Problem statement:
List each line of the data in which the string "угля" appears.

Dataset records
====
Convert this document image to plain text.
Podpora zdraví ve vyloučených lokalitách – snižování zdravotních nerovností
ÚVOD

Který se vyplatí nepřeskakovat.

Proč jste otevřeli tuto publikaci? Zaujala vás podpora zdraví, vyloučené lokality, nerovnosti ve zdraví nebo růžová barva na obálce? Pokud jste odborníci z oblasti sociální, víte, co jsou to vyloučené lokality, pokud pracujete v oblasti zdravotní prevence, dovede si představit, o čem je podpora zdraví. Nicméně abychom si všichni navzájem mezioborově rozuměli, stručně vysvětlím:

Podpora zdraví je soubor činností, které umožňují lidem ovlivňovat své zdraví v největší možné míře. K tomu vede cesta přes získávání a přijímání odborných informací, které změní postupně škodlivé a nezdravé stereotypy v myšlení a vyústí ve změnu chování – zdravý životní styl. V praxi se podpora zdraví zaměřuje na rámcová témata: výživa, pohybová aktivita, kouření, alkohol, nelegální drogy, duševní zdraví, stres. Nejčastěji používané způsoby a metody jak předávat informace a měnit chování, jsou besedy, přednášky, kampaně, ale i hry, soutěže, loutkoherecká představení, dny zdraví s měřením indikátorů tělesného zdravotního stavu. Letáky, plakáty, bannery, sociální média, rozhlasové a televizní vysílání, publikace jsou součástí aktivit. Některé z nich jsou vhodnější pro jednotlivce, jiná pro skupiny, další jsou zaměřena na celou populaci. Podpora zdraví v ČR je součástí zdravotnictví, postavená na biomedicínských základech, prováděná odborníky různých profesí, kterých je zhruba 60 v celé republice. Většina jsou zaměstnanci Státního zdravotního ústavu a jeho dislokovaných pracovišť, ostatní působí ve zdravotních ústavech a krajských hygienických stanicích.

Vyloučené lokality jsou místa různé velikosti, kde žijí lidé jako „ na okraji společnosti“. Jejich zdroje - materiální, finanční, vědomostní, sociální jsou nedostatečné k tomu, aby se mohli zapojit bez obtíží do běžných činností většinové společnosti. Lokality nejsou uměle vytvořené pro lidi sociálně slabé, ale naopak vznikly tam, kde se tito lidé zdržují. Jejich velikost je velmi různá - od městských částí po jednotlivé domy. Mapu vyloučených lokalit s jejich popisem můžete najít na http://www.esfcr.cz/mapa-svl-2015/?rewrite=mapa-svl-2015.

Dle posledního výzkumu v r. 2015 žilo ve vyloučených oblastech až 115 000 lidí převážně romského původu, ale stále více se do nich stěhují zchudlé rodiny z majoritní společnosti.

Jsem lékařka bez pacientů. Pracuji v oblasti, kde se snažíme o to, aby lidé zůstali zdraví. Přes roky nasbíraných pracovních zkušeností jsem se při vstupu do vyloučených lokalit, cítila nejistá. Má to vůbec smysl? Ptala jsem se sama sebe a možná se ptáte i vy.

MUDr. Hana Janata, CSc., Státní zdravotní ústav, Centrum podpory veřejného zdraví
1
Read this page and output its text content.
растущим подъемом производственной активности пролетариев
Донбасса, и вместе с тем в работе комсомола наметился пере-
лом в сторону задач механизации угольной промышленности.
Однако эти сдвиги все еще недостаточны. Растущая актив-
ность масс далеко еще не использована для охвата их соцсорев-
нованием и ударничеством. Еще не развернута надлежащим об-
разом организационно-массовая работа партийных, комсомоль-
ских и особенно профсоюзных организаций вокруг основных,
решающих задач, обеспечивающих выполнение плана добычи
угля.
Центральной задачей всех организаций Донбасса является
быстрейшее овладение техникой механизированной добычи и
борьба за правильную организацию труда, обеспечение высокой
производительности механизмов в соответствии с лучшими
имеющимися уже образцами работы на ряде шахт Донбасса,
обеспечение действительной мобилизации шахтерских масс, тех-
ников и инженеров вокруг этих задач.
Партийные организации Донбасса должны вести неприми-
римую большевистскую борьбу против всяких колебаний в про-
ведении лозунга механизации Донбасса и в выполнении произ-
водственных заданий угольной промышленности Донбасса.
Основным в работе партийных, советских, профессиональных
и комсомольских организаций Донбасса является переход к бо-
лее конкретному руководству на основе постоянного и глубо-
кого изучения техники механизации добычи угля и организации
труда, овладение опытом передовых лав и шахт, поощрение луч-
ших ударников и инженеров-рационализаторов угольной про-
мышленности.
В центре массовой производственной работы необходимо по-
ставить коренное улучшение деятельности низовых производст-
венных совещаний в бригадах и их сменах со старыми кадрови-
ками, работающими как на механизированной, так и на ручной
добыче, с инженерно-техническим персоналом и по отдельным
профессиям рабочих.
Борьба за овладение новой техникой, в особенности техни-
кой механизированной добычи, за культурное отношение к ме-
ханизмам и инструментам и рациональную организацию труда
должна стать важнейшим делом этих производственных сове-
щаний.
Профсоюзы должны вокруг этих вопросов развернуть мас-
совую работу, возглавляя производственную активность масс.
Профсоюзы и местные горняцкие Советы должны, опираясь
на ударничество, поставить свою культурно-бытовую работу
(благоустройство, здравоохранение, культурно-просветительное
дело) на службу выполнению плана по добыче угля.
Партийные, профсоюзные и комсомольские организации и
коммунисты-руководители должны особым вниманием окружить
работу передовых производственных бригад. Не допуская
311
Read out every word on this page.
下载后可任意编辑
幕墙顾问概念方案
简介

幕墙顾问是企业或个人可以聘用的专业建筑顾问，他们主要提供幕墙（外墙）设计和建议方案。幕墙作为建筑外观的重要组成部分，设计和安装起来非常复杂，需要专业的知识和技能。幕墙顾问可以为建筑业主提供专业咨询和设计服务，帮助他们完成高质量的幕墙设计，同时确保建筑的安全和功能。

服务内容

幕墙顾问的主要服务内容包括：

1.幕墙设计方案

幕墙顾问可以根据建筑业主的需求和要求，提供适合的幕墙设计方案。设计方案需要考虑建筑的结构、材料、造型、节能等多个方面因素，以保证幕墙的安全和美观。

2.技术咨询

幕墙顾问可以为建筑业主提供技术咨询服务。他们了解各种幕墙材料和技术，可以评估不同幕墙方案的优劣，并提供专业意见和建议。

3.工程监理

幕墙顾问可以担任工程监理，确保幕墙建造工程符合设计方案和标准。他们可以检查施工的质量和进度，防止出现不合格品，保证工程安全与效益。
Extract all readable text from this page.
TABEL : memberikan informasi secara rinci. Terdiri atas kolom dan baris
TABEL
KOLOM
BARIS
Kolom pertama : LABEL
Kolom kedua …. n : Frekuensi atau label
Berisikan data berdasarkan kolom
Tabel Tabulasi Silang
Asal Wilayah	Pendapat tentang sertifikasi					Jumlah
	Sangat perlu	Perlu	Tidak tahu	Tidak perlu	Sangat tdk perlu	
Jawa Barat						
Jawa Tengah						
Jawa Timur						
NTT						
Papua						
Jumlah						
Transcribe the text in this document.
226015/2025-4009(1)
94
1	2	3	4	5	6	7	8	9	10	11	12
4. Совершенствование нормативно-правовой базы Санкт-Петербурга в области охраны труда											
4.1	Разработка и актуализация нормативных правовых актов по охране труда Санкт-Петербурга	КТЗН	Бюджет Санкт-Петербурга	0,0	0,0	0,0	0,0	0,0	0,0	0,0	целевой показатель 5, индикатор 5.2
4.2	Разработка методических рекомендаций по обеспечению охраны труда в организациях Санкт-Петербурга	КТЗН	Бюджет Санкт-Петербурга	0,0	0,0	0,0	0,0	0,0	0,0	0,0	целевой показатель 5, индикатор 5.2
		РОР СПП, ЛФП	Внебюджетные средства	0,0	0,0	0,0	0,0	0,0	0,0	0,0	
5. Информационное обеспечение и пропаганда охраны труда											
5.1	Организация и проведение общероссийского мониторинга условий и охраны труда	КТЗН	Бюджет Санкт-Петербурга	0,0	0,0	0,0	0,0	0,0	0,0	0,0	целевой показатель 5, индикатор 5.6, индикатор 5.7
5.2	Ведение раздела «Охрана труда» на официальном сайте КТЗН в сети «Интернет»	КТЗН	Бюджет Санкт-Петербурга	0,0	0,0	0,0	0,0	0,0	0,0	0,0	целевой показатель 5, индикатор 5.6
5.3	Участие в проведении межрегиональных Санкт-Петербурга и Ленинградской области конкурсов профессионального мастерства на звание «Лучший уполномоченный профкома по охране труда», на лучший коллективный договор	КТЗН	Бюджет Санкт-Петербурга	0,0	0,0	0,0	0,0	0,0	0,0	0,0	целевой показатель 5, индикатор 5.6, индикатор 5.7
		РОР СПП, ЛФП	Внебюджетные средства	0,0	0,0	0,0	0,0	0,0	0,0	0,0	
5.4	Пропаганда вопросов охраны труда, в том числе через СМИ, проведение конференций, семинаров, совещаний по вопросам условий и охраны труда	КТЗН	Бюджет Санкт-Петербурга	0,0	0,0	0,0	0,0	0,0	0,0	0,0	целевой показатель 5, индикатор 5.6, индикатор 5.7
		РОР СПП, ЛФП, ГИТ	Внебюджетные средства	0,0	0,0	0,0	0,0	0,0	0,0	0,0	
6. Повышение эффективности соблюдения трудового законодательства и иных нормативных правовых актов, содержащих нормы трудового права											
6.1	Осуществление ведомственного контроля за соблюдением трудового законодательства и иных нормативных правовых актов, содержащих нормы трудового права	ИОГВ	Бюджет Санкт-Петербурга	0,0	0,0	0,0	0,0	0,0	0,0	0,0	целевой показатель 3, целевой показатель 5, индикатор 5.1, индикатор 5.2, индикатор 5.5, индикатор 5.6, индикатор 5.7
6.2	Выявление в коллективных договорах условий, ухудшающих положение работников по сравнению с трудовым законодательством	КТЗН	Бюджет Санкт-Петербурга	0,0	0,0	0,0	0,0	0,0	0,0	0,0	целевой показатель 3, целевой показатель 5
====
Exercise answer:
угля.
кого изучения техники механизации добычи угля и организации
дело) на службу выполнению плана по добыче угля.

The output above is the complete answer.